Given instruction:
Pick every line from the data that holds the word "this".

(Figure dataset records)
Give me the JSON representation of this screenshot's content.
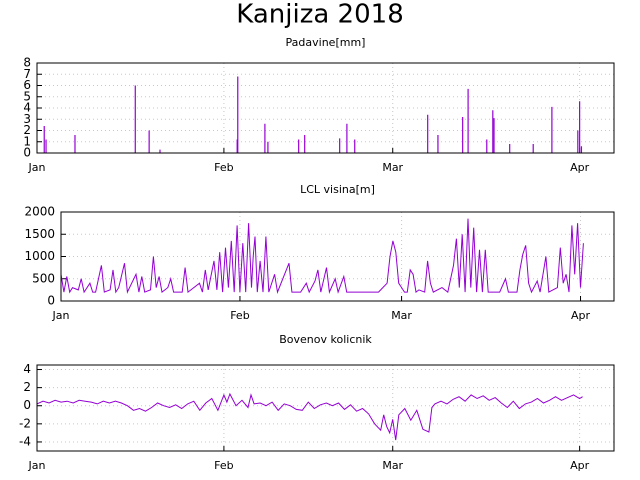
{
  "title": "Kanjiza 2018",
  "chart_data": [
    {
      "type": "impulse",
      "title": "Padavine[mm]",
      "color": "#9400d3",
      "grid": true,
      "x": [
        1.2,
        1.5,
        6.3,
        16.3,
        18.6,
        20.4,
        33.2,
        33.3,
        37.8,
        38.3,
        43.4,
        44.4,
        50.2,
        51.4,
        52.7,
        64.8,
        66.5,
        70.6,
        71.5,
        74.6,
        75.6,
        75.8,
        78.4,
        82.3,
        85.4,
        89.7,
        90.0,
        90.3
      ],
      "values": [
        2.4,
        1.2,
        1.6,
        6.0,
        2.0,
        0.3,
        1.2,
        6.8,
        2.6,
        1.0,
        1.2,
        1.6,
        1.3,
        2.6,
        1.2,
        3.4,
        1.6,
        3.2,
        5.7,
        1.2,
        3.8,
        3.1,
        0.8,
        0.8,
        4.1,
        2.0,
        4.6,
        0.6
      ],
      "xlim": [
        0,
        95.7
      ],
      "xticks": [
        {
          "value": 0,
          "label": "Jan"
        },
        {
          "value": 31,
          "label": "Feb"
        },
        {
          "value": 59,
          "label": "Mar"
        },
        {
          "value": 90,
          "label": "Apr"
        }
      ],
      "ylim": [
        0,
        8
      ],
      "yticks": [
        0,
        1,
        2,
        3,
        4,
        5,
        6,
        7,
        8
      ]
    },
    {
      "type": "line",
      "title": "LCL visina[m]",
      "color": "#9400d3",
      "grid": true,
      "x": [
        0,
        0.5,
        1,
        1.5,
        2,
        3,
        3.5,
        4,
        5,
        5.5,
        6,
        7,
        7.5,
        8.5,
        9,
        9.5,
        10,
        11,
        11.5,
        13,
        13.5,
        14,
        14.5,
        15.5,
        16,
        16.5,
        17,
        17.5,
        18.5,
        19,
        19.5,
        21,
        21.5,
        22,
        24,
        24.5,
        25,
        25.5,
        26.5,
        27,
        27.5,
        28,
        28.5,
        29,
        29.5,
        30,
        30.5,
        31,
        31.5,
        32,
        32.5,
        33,
        33.3,
        33.6,
        34,
        34.5,
        35,
        35.5,
        36,
        37,
        37.5,
        39.5,
        40,
        41.5,
        42.5,
        43,
        44,
        44.5,
        45,
        46,
        46.5,
        47.5,
        48,
        49,
        49.5,
        51,
        53,
        55,
        56.5,
        57,
        57.5,
        58,
        58.5,
        59,
        59.5,
        60,
        60.5,
        61,
        61.5,
        62,
        63,
        63.5,
        64,
        64.5,
        66,
        67,
        68,
        68.5,
        69,
        69.5,
        70,
        70.5,
        71,
        71.5,
        72,
        72.5,
        73,
        73.5,
        74,
        76,
        77,
        77.5,
        79,
        79.5,
        80,
        80.5,
        81,
        81.5,
        82.5,
        83,
        84,
        84.5,
        86,
        86.5,
        87,
        87.5,
        88,
        88.5,
        89,
        89.5,
        90,
        90.5
      ],
      "values": [
        600,
        200,
        550,
        200,
        300,
        250,
        500,
        200,
        400,
        200,
        200,
        800,
        200,
        250,
        700,
        200,
        300,
        850,
        200,
        600,
        200,
        550,
        200,
        250,
        1000,
        300,
        550,
        200,
        300,
        500,
        200,
        200,
        750,
        200,
        400,
        200,
        700,
        250,
        900,
        250,
        1100,
        200,
        1200,
        300,
        1350,
        200,
        1700,
        200,
        1300,
        200,
        1750,
        300,
        1000,
        1450,
        200,
        900,
        200,
        1450,
        200,
        600,
        200,
        850,
        200,
        200,
        400,
        200,
        450,
        700,
        200,
        750,
        200,
        500,
        200,
        550,
        200,
        200,
        200,
        200,
        400,
        1000,
        1350,
        1100,
        400,
        300,
        200,
        200,
        700,
        600,
        200,
        250,
        200,
        900,
        400,
        200,
        300,
        200,
        800,
        1400,
        300,
        1500,
        200,
        1850,
        300,
        1650,
        200,
        1150,
        200,
        1150,
        200,
        200,
        500,
        200,
        200,
        700,
        1050,
        1250,
        400,
        200,
        450,
        200,
        1000,
        200,
        300,
        1200,
        400,
        600,
        200,
        1700,
        600,
        1750,
        300,
        1300
      ],
      "xlim": [
        0,
        95.8
      ],
      "xticks": [
        {
          "value": 0,
          "label": "Jan"
        },
        {
          "value": 31,
          "label": "Feb"
        },
        {
          "value": 59,
          "label": "Mar"
        },
        {
          "value": 90,
          "label": "Apr"
        }
      ],
      "ylim": [
        0,
        2000
      ],
      "yticks": [
        0,
        500,
        1000,
        1500,
        2000
      ]
    },
    {
      "type": "line",
      "title": "Bovenov kolicnik",
      "color": "#9400d3",
      "grid": true,
      "x": [
        0,
        1,
        2,
        3,
        4,
        5,
        6,
        7,
        8,
        9,
        10,
        11,
        12,
        13,
        14,
        15,
        16,
        17,
        18,
        19,
        20,
        21,
        22,
        23,
        24,
        25,
        26,
        27,
        28,
        29,
        30,
        31,
        31.5,
        32,
        33,
        34,
        35,
        35.5,
        36,
        37,
        38,
        39,
        40,
        41,
        42,
        43,
        44,
        45,
        46,
        47,
        48,
        49,
        50,
        51,
        52,
        53,
        54,
        55,
        56,
        57,
        57.5,
        58,
        58.5,
        59,
        59.5,
        60,
        61,
        62,
        63,
        64,
        65,
        65.5,
        66,
        67,
        68,
        69,
        70,
        71,
        72,
        73,
        74,
        75,
        76,
        77,
        78,
        79,
        80,
        81,
        82,
        83,
        84,
        85,
        86,
        87,
        88,
        89,
        90,
        90.5
      ],
      "values": [
        0.2,
        0.5,
        0.3,
        0.6,
        0.4,
        0.5,
        0.3,
        0.6,
        0.5,
        0.4,
        0.2,
        0.5,
        0.3,
        0.5,
        0.3,
        0,
        -0.5,
        -0.3,
        -0.6,
        -0.2,
        0.3,
        0,
        -0.2,
        0.1,
        -0.3,
        0.2,
        0.5,
        -0.5,
        0.3,
        0.8,
        -0.5,
        1.2,
        0.4,
        1.3,
        0,
        0.6,
        -0.2,
        1.2,
        0.2,
        0.3,
        0,
        0.4,
        -0.5,
        0.2,
        0,
        -0.4,
        -0.5,
        0.4,
        -0.3,
        0.1,
        0.3,
        0,
        0.3,
        -0.4,
        0.1,
        -0.6,
        -0.3,
        -0.9,
        -2.0,
        -2.7,
        -1.0,
        -2.3,
        -3.0,
        -1.5,
        -3.8,
        -1.0,
        -0.3,
        -1.6,
        -0.5,
        -2.6,
        -2.9,
        -0.2,
        0.2,
        0.5,
        0.2,
        0.7,
        1.0,
        0.5,
        1.2,
        0.8,
        1.1,
        0.6,
        0.9,
        0.3,
        -0.2,
        0.5,
        -0.3,
        0.2,
        0.4,
        0.8,
        0.3,
        0.6,
        1.0,
        0.6,
        0.9,
        1.2,
        0.8,
        1.0
      ],
      "xlim": [
        0,
        95.7
      ],
      "xticks": [
        {
          "value": 0,
          "label": "Jan"
        },
        {
          "value": 31,
          "label": "Feb"
        },
        {
          "value": 59,
          "label": "Mar"
        },
        {
          "value": 90,
          "label": "Apr"
        }
      ],
      "ylim": [
        -5,
        4.5
      ],
      "yticks": [
        -4,
        -2,
        0,
        2,
        4
      ]
    }
  ]
}
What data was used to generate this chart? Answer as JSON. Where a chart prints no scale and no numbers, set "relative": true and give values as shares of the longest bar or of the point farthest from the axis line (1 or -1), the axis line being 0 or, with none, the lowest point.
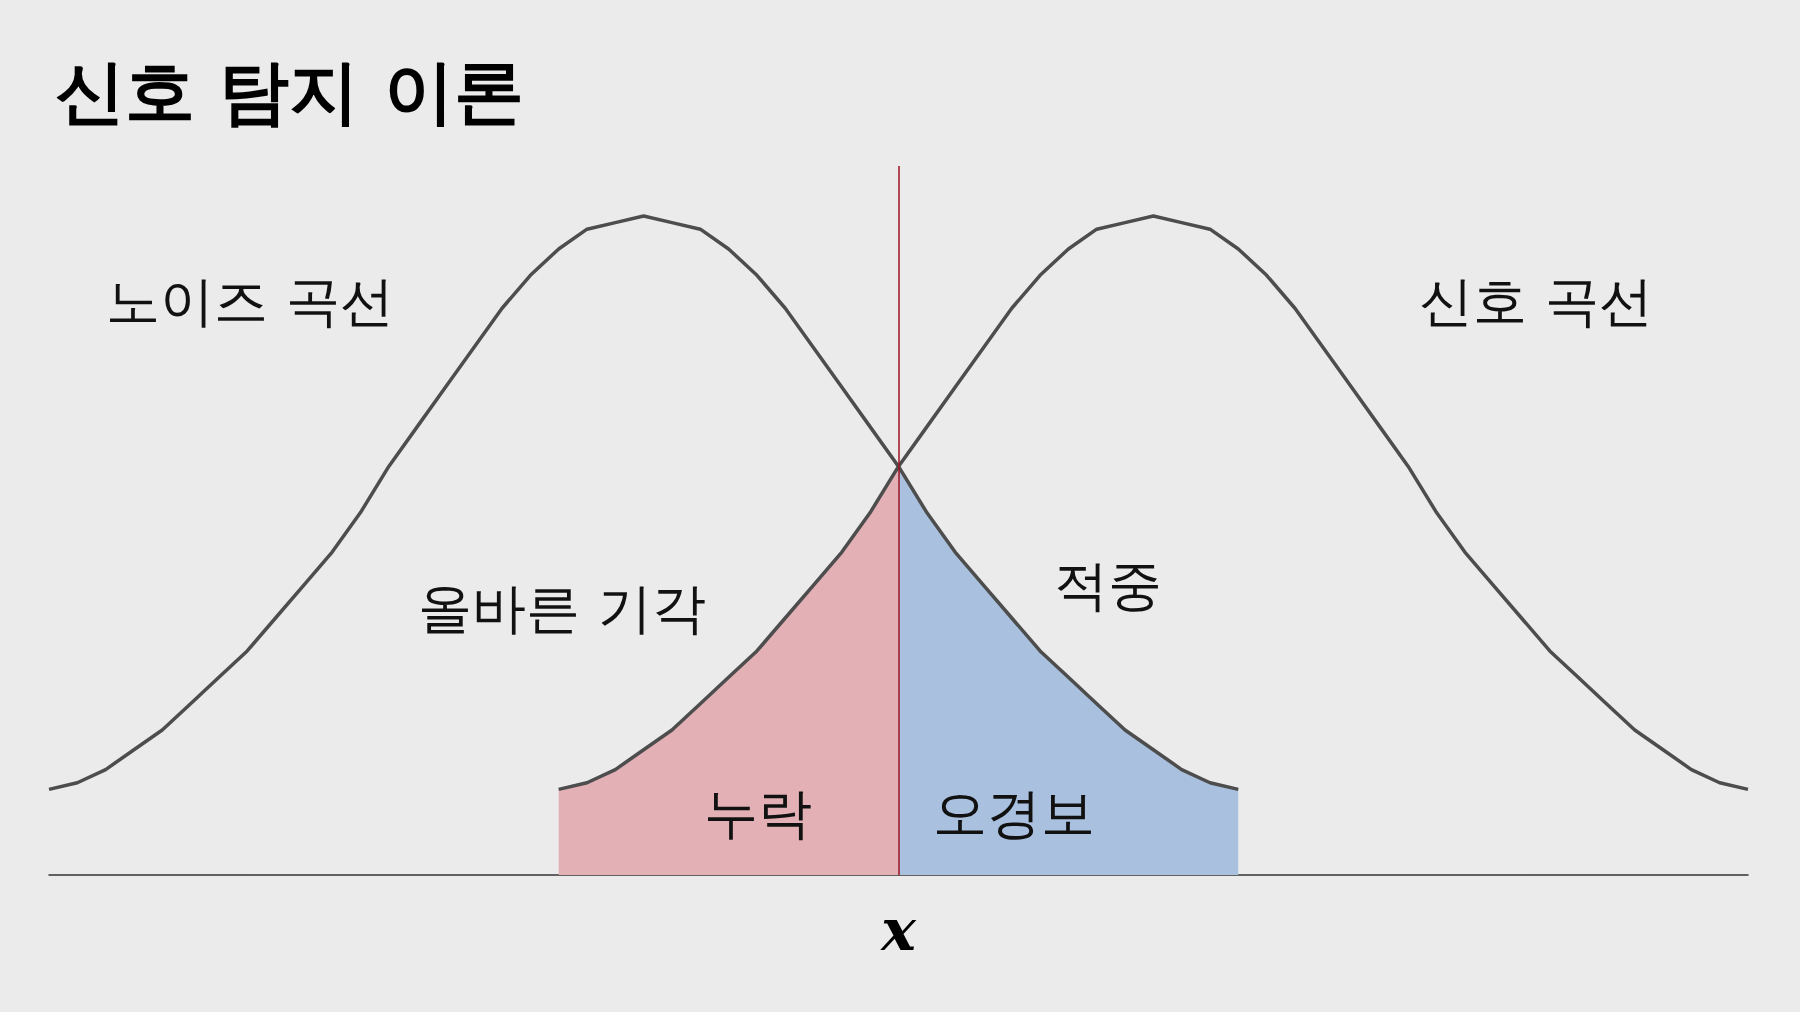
{
  "chart_data": {
    "type": "line",
    "title": "신호 탐지 이론",
    "relative": true,
    "marker": "none",
    "grid": false,
    "legend": false,
    "categories": [
      null,
      null,
      null,
      null,
      null,
      null,
      null,
      null,
      null,
      null,
      null,
      null,
      null,
      null,
      null,
      null,
      null,
      null,
      null,
      null,
      null,
      null,
      null,
      null,
      null,
      null,
      null,
      null,
      null,
      null,
      null,
      null,
      null,
      null,
      null,
      null,
      null,
      null,
      null,
      null,
      null,
      null,
      null,
      null,
      null,
      null,
      null,
      null,
      null,
      null,
      null,
      null,
      null,
      null,
      null,
      null,
      null,
      null,
      null,
      null,
      null
    ],
    "series": [
      {
        "name": "누락",
        "type": "area",
        "color": "#e2b0b5",
        "values": [
          null,
          null,
          null,
          null,
          null,
          null,
          null,
          null,
          null,
          null,
          null,
          null,
          null,
          null,
          null,
          null,
          null,
          null,
          0.13,
          0.14,
          0.16,
          0.19,
          0.22,
          0.26,
          0.3,
          0.34,
          0.39,
          0.44,
          0.49,
          0.55,
          0.62,
          null,
          null,
          null,
          null,
          null,
          null,
          null,
          null,
          null,
          null,
          null,
          null,
          null,
          null,
          null,
          null,
          null,
          null,
          null,
          null,
          null,
          null,
          null,
          null,
          null,
          null,
          null,
          null,
          null,
          null
        ]
      },
      {
        "name": "오경보",
        "type": "area",
        "color": "#a9c1de",
        "values": [
          null,
          null,
          null,
          null,
          null,
          null,
          null,
          null,
          null,
          null,
          null,
          null,
          null,
          null,
          null,
          null,
          null,
          null,
          null,
          null,
          null,
          null,
          null,
          null,
          null,
          null,
          null,
          null,
          null,
          null,
          0.62,
          0.55,
          0.49,
          0.44,
          0.39,
          0.34,
          0.3,
          0.26,
          0.22,
          0.19,
          0.16,
          0.14,
          0.13,
          null,
          null,
          null,
          null,
          null,
          null,
          null,
          null,
          null,
          null,
          null,
          null,
          null,
          null,
          null,
          null,
          null,
          null
        ]
      },
      {
        "name": "노이즈 곡선",
        "type": "line",
        "color": "#4d4d4d",
        "values": [
          0.13,
          0.14,
          0.16,
          0.19,
          0.22,
          0.26,
          0.3,
          0.34,
          0.39,
          0.44,
          0.49,
          0.55,
          0.62,
          0.68,
          0.74,
          0.8,
          0.86,
          0.91,
          0.95,
          0.98,
          0.99,
          1,
          0.99,
          0.98,
          0.95,
          0.91,
          0.86,
          0.8,
          0.74,
          0.68,
          0.62,
          0.55,
          0.49,
          0.44,
          0.39,
          0.34,
          0.3,
          0.26,
          0.22,
          0.19,
          0.16,
          0.14,
          0.13,
          null,
          null,
          null,
          null,
          null,
          null,
          null,
          null,
          null,
          null,
          null,
          null,
          null,
          null,
          null,
          null,
          null,
          null
        ]
      },
      {
        "name": "신호 곡선",
        "type": "line",
        "color": "#4d4d4d",
        "values": [
          null,
          null,
          null,
          null,
          null,
          null,
          null,
          null,
          null,
          null,
          null,
          null,
          null,
          null,
          null,
          null,
          null,
          null,
          0.13,
          0.14,
          0.16,
          0.19,
          0.22,
          0.26,
          0.3,
          0.34,
          0.39,
          0.44,
          0.49,
          0.55,
          0.62,
          0.68,
          0.74,
          0.8,
          0.86,
          0.91,
          0.95,
          0.98,
          0.99,
          1,
          0.99,
          0.98,
          0.95,
          0.91,
          0.86,
          0.8,
          0.74,
          0.68,
          0.62,
          0.55,
          0.49,
          0.44,
          0.39,
          0.34,
          0.3,
          0.26,
          0.22,
          0.19,
          0.16,
          0.14,
          0.13
        ]
      }
    ],
    "ref_lines": [
      {
        "axis": "x",
        "label": "x",
        "color": "#a01020"
      }
    ],
    "annotations": [
      "올바른 기각",
      "적중"
    ]
  }
}
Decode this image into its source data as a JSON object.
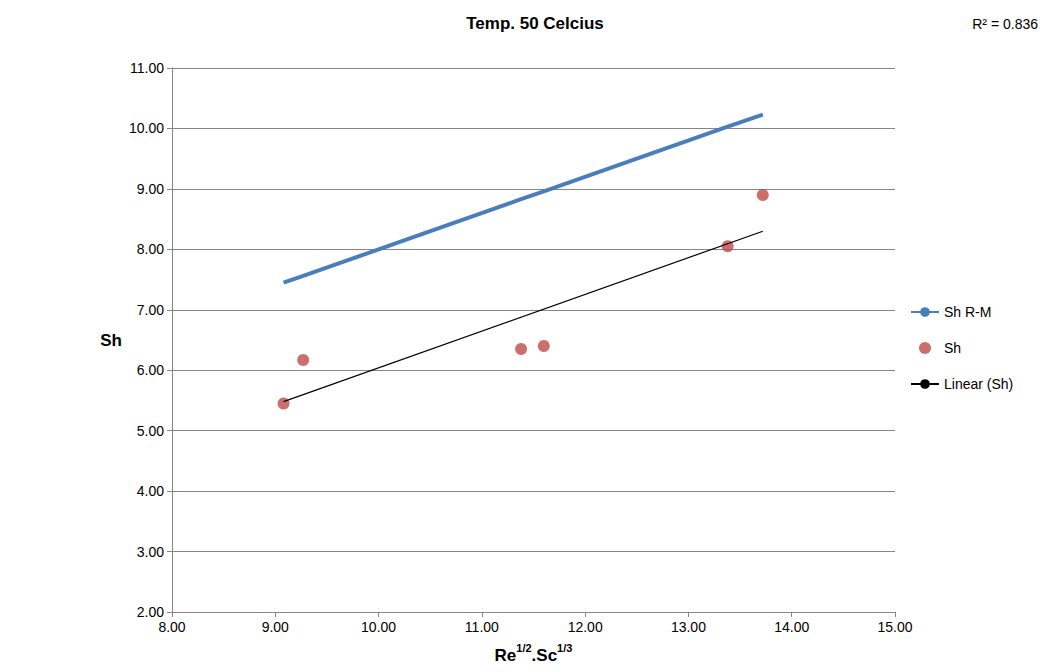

Task response:
Give me the JSON representation of this screenshot's content.
What data was used to generate this chart? Answer as JSON. Where a chart prints no scale and no numbers, set "relative": true and give values as shares of the longest bar or of the point farthest from the axis line (1 or -1), the axis line being 0 or, with none, the lowest point.
Decode this image into its source data as a JSON object.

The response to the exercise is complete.